*BACAAN*:
● ● ●

[cover depan buku Dee Lestari, Aroma karasa. Doc. BP2M/ Nila] |
Judul : Aroma Karsa
Penulis : Dee Lestari
Penerbit : Bentang Pustaka
Cetakan : Pertama, Maret 2018
Tebal : Xiv + 710 Hlm; 20 Cm
ISBN : 978-602-291-463-9
Perjalanan aroma, mungkin terdengar belum lumrah. Perjalanan mendaki gunung, pantai dan perjalanan alam atau non alam lain belum ada yang mengandalakan sebuah hidung sebagai pengganti alat utama seperti kompas dan maps. Tapi inilah yang terjadi pada ekspedisi puspa karsa, perjalanan yang mengandalakan hidung seorang Jati Wesi untuk melacak keberadaan bunga sakral bernama Puspa Karsa.
Kondisi yang dialami Jati boleh jadi mirip dengan kasus hiperosmia meskipun dewi lestari tak menyebutkan kondisi Jati secara medis. Hiperosmia adalah kondisi dimana indra penciuman sangat peka dalam mendeteksi aroma. Kondisi yang dialami jati wesi bisa dikatakan lebih parah hiperosmia, jati bahkan mampu mencium aroma-aroma yang tak lazim mampu dicium oleh hidung manusia kebanyakan.

● ● ●

*DATA EKSTRAKSI*:
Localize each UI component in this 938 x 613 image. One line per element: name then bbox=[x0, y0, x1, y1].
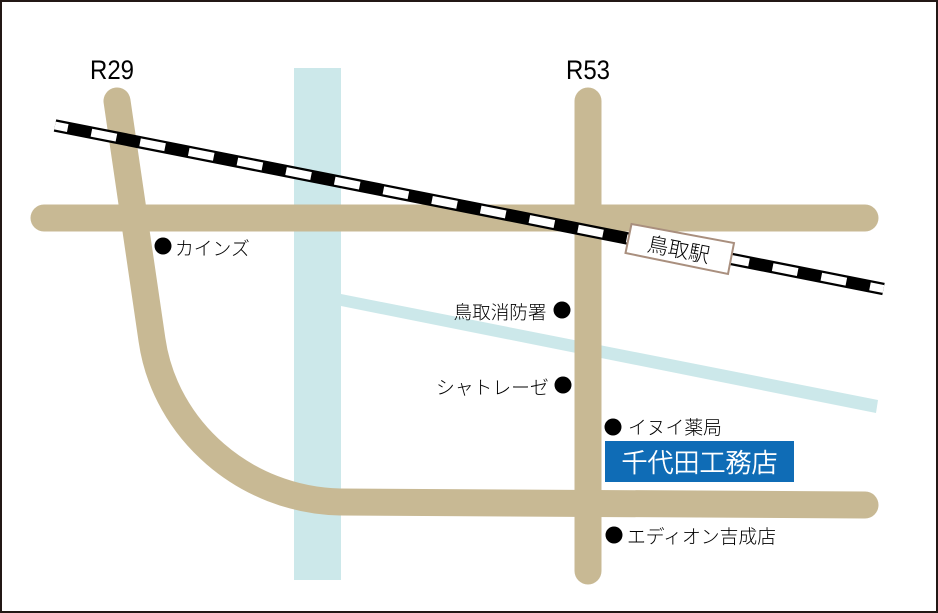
road label: R29: R29 bbox=[90, 55, 134, 85]
station label: 鳥取駅: 鳥取駅 bbox=[645, 233, 712, 268]
river: vertical bbox=[294, 68, 341, 580]
station label: 鳥取駅 bbox=[626, 224, 734, 274]
road: horizontal upper bbox=[44, 204, 865, 232]
railway bbox=[55, 126, 884, 289]
road label: R53: R53 bbox=[566, 55, 610, 85]
landmark: エディオン吉成店: エディオン吉成店 bbox=[627, 526, 776, 547]
road: R29 curving into lower road bbox=[117, 101, 865, 505]
river: diagonal branch bbox=[341, 294, 878, 413]
destination label: 千代田工務店 bbox=[605, 441, 794, 482]
landmark: シャトレーゼ: シャトレーゼ bbox=[436, 377, 549, 398]
destination label: 千代田工務店: 千代田工務店 bbox=[621, 448, 778, 478]
landmark: イヌイ薬局: イヌイ薬局 bbox=[628, 417, 722, 438]
road: R53 vertical bbox=[574, 101, 602, 571]
landmark: カインズ: カインズ bbox=[175, 238, 250, 259]
landmark: 鳥取消防署: 鳥取消防署 bbox=[454, 302, 546, 323]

● ● ●

*TUGAS ANDA*:
a: Tuliskan ulang bagian ulasan buku Aroma Karsa yang dimulai dari "[cover depan buku" dan terus sampai "bernama Puspa Karsa.", tanpa mengubah satu kata pun.
b: Lanjutkan ulasan buku Aroma Karsa mulai dari sesudah kalimat terakhir yang tertera.

*HASIL*:
a:
[cover depan buku Dee Lestari, Aroma karasa. Doc. BP2M/ Nila] |
Judul : Aroma Karsa
Penulis : Dee Lestari
Penerbit : Bentang Pustaka
Cetakan : Pertama, Maret 2018
Tebal : Xiv + 710 Hlm; 20 Cm
ISBN : 978-602-291-463-9
Perjalanan aroma, mungkin terdengar belum lumrah. Perjalanan mendaki gunung, pantai dan perjalanan alam atau non alam lain belum ada yang mengandalakan sebuah hidung sebagai pengganti alat utama seperti kompas dan maps. Tapi inilah yang terjadi pada ekspedisi puspa karsa, perjalanan yang mengandalakan hidung seorang Jati Wesi untuk melacak keberadaan bunga sakral bernama Puspa Karsa.

b:
“Hidungnya membaca debu yang mengisi serat-serat kapuk di dalam tilamnya; apeknya baju Bakri yang bersebelahan dengan kecutnya baju milik Danu; sengit pipis anjing yang mengencengi sepedanya. Hidungnya membaca perbedaan antara bau karat di setang sepeda yang sudah bercampur keringat dan karat yang menggerogoti tonggak pagar kawat pembatas pekarangan. Lewat hidungnya, Jati mengetahui tetesan oli dikamar tamu dari motor Nurdin yang bocor. Jati mengetahui kombinasi sirih-tembakau-pinang-cengkih-pasta kapur sedang bergumul di mulut Nurdin yang tengah menghitung uang-uang kertas hasil setoran” (hlm. 94-95)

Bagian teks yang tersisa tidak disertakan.